### The problem
Identify all lines below that hold "path" and collect them.

[START OF Records supplied]

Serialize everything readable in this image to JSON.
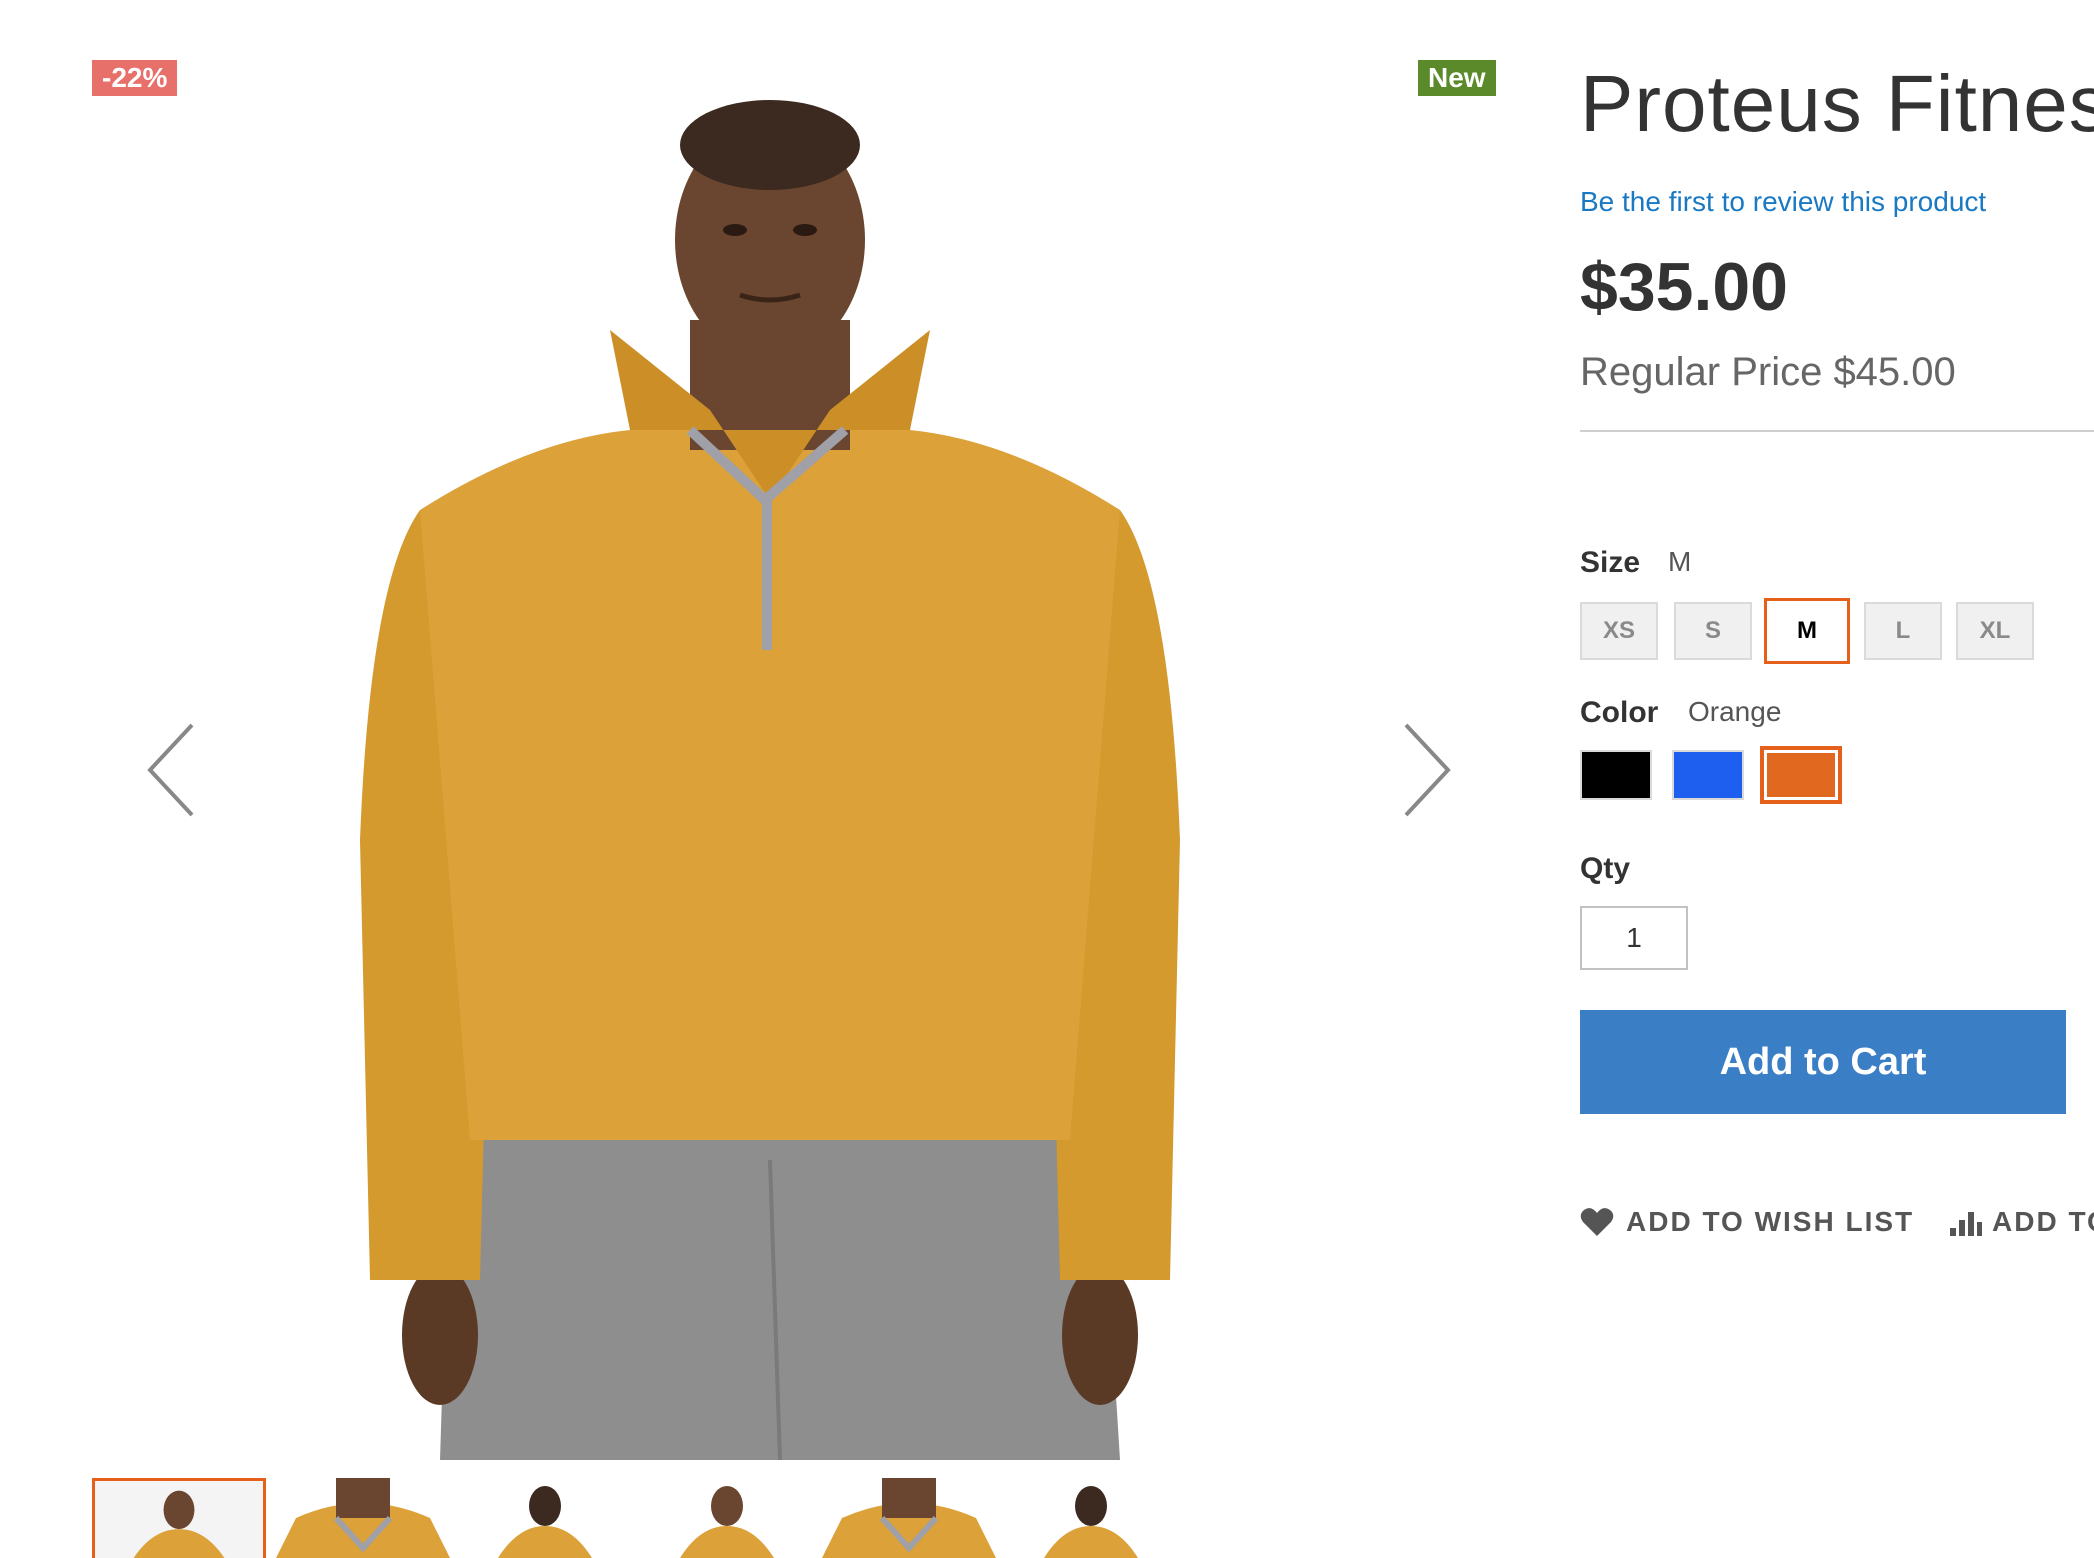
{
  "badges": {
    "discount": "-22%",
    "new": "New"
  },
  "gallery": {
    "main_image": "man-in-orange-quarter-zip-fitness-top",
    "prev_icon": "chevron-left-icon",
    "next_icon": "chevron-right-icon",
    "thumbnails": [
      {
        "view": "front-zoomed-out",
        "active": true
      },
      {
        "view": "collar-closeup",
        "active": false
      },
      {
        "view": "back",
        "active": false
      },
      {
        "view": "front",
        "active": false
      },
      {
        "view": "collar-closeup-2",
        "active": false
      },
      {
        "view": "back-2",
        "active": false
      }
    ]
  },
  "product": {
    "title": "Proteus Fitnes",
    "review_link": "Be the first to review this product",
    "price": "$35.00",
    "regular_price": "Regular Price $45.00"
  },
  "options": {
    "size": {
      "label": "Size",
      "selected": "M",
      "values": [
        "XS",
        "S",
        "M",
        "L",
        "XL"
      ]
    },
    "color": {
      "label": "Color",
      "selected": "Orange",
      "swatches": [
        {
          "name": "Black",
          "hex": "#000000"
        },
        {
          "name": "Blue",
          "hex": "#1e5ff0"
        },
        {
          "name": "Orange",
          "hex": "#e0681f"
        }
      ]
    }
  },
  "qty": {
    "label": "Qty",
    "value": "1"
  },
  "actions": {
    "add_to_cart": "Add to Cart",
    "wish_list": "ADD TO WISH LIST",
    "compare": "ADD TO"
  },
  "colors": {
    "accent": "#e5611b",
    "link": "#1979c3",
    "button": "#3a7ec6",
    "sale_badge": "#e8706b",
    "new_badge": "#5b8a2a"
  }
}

[END OF Records supplied]
[START OF Records supplied]

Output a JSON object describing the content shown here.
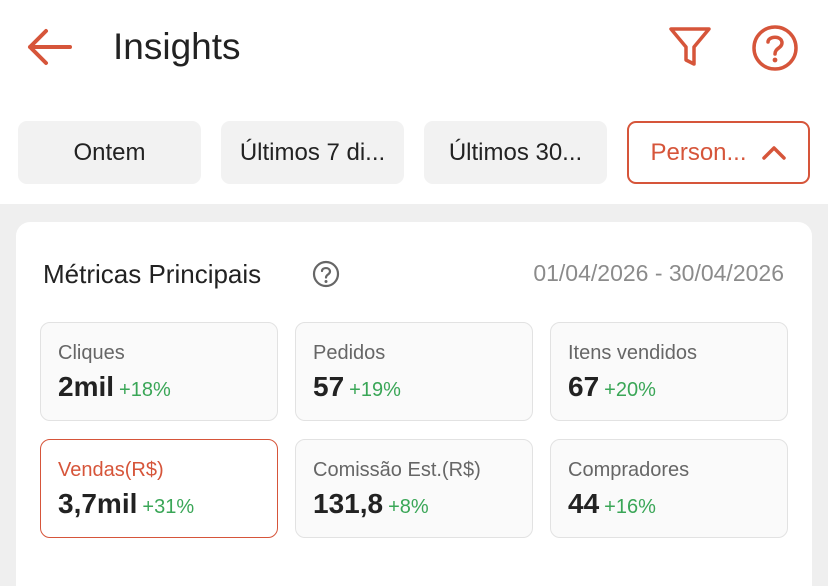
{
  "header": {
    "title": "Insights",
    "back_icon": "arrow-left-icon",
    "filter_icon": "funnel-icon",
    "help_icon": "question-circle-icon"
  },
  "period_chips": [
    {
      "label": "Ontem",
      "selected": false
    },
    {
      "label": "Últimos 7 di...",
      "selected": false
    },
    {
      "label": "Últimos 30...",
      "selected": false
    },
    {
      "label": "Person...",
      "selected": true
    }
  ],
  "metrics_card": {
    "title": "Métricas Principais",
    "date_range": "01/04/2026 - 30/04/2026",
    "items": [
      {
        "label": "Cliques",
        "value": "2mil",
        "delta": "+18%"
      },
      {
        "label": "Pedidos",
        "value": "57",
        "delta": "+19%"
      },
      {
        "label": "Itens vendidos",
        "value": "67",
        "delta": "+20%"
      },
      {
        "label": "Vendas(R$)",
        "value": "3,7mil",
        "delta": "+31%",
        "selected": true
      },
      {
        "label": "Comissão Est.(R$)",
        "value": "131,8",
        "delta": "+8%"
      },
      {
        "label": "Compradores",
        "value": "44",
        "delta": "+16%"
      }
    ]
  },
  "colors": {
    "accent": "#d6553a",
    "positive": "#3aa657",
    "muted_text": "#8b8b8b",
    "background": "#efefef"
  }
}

[END OF Records supplied]
[START OF Records supplied]

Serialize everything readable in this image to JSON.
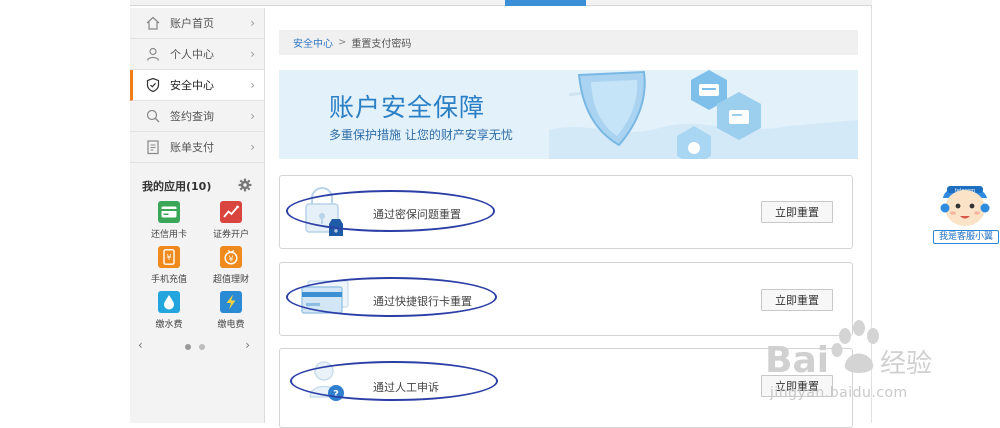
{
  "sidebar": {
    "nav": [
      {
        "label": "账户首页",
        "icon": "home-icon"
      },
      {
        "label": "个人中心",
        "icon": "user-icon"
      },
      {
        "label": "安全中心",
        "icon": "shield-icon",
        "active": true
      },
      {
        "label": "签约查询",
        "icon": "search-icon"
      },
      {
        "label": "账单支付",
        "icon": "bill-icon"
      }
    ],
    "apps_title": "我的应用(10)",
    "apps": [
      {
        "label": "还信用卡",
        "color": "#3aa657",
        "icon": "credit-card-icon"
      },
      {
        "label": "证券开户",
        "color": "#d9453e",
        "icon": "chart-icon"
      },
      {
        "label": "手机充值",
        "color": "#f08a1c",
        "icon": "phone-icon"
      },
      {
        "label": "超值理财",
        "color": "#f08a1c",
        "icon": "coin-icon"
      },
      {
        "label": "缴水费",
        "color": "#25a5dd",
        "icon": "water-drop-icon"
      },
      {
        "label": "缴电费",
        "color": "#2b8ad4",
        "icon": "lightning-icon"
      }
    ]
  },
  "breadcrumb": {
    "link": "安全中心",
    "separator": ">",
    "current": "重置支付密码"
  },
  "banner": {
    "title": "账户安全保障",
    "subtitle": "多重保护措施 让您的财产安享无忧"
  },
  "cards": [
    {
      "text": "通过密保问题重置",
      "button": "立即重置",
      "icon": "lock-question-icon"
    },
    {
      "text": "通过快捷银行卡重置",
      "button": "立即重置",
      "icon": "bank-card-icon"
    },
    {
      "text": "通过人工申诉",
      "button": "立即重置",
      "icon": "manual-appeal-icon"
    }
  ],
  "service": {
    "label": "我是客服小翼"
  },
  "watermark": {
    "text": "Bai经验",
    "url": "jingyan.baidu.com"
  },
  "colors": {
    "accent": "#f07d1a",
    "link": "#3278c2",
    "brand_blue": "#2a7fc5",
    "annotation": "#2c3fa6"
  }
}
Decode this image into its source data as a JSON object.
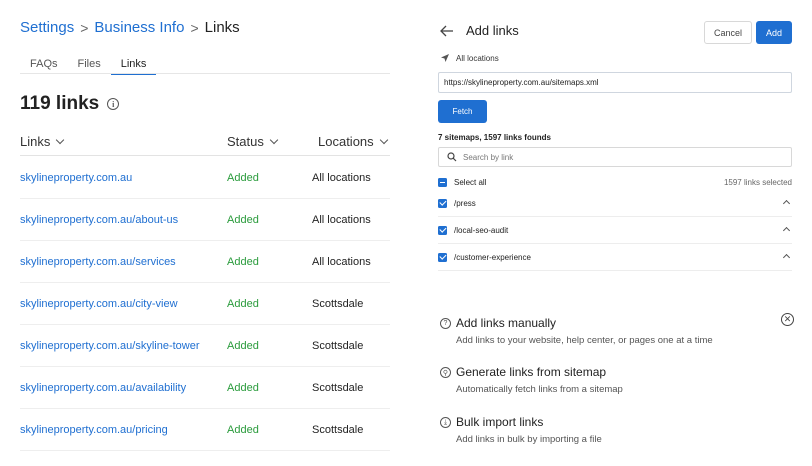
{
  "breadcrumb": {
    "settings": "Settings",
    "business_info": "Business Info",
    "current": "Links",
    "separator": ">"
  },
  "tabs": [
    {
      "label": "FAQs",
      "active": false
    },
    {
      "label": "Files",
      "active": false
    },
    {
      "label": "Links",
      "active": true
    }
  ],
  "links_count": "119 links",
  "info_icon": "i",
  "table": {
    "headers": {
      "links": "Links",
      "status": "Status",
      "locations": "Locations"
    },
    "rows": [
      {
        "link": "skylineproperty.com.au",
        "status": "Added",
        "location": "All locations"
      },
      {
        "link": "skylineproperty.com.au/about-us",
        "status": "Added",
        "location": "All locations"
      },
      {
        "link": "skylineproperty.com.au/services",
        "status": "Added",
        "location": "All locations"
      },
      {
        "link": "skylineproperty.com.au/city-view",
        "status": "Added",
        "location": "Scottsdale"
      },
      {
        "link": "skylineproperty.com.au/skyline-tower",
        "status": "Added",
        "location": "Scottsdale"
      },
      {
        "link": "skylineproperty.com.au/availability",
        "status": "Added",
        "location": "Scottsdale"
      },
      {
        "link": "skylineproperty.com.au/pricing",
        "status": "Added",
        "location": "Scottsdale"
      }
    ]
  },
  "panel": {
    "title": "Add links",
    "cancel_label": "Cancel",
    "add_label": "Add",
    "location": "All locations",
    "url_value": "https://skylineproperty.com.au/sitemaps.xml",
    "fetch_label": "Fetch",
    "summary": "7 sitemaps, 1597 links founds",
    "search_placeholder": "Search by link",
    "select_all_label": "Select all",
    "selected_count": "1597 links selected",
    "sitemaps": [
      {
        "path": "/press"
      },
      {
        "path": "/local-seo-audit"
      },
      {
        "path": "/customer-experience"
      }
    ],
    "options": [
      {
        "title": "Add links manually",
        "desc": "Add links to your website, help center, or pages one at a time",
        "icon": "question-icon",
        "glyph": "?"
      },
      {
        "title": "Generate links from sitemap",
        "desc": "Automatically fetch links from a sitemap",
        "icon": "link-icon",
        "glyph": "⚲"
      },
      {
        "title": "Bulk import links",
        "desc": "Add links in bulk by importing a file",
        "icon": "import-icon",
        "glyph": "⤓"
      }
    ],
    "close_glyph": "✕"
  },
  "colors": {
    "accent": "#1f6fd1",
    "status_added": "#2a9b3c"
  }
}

[END OF Records supplied]

### Completed exercise
        "path": "/press"
        "path": "/local-seo-audit"
        "path": "/customer-experience"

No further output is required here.